• _Aim of the task_
Reproduce the data from the start through the line containing "figure-caption: а) [167,794,189,825]", inclusive, substituting "clock-icon" for every occurrence of "alarm-icon" and leaving everything else unchanged.

Element and region data:
--------
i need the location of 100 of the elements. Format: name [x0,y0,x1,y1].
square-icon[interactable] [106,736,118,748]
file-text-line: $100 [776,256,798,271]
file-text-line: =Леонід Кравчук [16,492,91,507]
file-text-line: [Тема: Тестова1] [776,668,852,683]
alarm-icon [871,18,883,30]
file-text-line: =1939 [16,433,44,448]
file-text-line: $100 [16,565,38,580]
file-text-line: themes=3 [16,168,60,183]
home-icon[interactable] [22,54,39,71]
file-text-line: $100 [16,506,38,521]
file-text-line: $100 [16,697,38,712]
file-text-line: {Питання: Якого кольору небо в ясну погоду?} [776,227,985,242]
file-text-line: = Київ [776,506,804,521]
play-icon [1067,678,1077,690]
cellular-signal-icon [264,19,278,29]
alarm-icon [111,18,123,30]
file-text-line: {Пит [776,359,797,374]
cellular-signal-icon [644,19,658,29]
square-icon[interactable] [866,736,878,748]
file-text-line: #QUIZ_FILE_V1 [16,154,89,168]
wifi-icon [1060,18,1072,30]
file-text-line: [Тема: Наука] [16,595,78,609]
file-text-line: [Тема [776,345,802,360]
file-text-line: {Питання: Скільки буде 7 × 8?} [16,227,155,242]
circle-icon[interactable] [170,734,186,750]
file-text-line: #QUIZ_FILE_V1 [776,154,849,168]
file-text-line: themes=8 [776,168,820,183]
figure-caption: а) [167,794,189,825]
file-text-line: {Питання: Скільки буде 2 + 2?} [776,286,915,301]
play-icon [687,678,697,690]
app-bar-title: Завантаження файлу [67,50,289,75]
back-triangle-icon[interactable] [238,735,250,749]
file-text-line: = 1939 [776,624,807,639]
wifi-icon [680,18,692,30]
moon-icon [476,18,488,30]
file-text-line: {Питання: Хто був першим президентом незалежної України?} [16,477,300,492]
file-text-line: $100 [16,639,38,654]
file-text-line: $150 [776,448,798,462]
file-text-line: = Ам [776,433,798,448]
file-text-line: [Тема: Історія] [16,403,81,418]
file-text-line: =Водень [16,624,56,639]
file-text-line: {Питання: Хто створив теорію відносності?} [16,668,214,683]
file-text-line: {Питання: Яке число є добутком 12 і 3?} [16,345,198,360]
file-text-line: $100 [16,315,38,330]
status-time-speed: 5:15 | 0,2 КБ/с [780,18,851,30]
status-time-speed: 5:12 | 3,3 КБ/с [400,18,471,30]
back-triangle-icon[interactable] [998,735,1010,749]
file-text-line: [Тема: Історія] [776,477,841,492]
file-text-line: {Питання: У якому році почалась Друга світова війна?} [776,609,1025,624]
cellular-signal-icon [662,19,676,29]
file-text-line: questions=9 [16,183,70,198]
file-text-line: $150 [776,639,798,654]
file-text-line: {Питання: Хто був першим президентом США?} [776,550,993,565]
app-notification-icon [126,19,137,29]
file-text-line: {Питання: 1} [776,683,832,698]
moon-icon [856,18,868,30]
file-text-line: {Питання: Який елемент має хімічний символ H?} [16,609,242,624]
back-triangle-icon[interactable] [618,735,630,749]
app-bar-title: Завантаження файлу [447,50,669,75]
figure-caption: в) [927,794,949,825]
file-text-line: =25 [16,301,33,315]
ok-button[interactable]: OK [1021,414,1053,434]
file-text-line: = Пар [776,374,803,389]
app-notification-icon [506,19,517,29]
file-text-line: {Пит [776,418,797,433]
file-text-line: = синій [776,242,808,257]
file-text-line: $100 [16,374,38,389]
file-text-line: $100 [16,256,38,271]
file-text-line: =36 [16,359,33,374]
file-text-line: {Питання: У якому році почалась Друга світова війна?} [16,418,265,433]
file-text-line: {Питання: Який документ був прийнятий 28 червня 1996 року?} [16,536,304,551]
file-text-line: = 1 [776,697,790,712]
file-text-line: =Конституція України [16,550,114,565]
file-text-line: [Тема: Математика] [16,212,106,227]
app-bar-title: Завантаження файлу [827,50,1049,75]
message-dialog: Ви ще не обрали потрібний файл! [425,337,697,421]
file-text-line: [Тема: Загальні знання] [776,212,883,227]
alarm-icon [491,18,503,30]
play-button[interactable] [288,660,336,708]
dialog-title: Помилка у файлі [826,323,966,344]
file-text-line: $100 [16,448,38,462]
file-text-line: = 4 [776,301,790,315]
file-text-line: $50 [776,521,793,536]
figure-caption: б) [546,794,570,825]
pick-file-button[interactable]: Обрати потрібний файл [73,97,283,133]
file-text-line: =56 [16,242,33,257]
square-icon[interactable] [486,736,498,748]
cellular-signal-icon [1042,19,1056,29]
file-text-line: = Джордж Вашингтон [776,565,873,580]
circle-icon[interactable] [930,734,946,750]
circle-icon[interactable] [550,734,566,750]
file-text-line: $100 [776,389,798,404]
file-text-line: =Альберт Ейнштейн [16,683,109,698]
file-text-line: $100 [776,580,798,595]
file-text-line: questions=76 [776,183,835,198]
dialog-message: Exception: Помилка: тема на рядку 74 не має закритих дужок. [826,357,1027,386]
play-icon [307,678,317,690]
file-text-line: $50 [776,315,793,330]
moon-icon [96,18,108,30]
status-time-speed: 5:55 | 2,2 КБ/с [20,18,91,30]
--------
• _Reply_
i need the location of 100 of the elements. Format: name [x0,y0,x1,y1].
square-icon[interactable] [106,736,118,748]
file-text-line: $100 [776,256,798,271]
file-text-line: =Леонід Кравчук [16,492,91,507]
file-text-line: [Тема: Тестова1] [776,668,852,683]
clock-icon [871,18,883,30]
file-text-line: =1939 [16,433,44,448]
file-text-line: $100 [16,565,38,580]
file-text-line: themes=3 [16,168,60,183]
home-icon[interactable] [22,54,39,71]
file-text-line: $100 [16,506,38,521]
file-text-line: $100 [16,697,38,712]
file-text-line: {Питання: Якого кольору небо в ясну погоду?} [776,227,985,242]
file-text-line: = Київ [776,506,804,521]
play-icon [1067,678,1077,690]
cellular-signal-icon [264,19,278,29]
clock-icon [111,18,123,30]
file-text-line: {Пит [776,359,797,374]
cellular-signal-icon [644,19,658,29]
square-icon[interactable] [866,736,878,748]
file-text-line: #QUIZ_FILE_V1 [16,154,89,168]
wifi-icon [1060,18,1072,30]
file-text-line: [Тема: Наука] [16,595,78,609]
file-text-line: [Тема [776,345,802,360]
file-text-line: {Питання: Скільки буде 7 × 8?} [16,227,155,242]
circle-icon[interactable] [170,734,186,750]
file-text-line: #QUIZ_FILE_V1 [776,154,849,168]
file-text-line: themes=8 [776,168,820,183]
figure-caption: а) [167,794,189,825]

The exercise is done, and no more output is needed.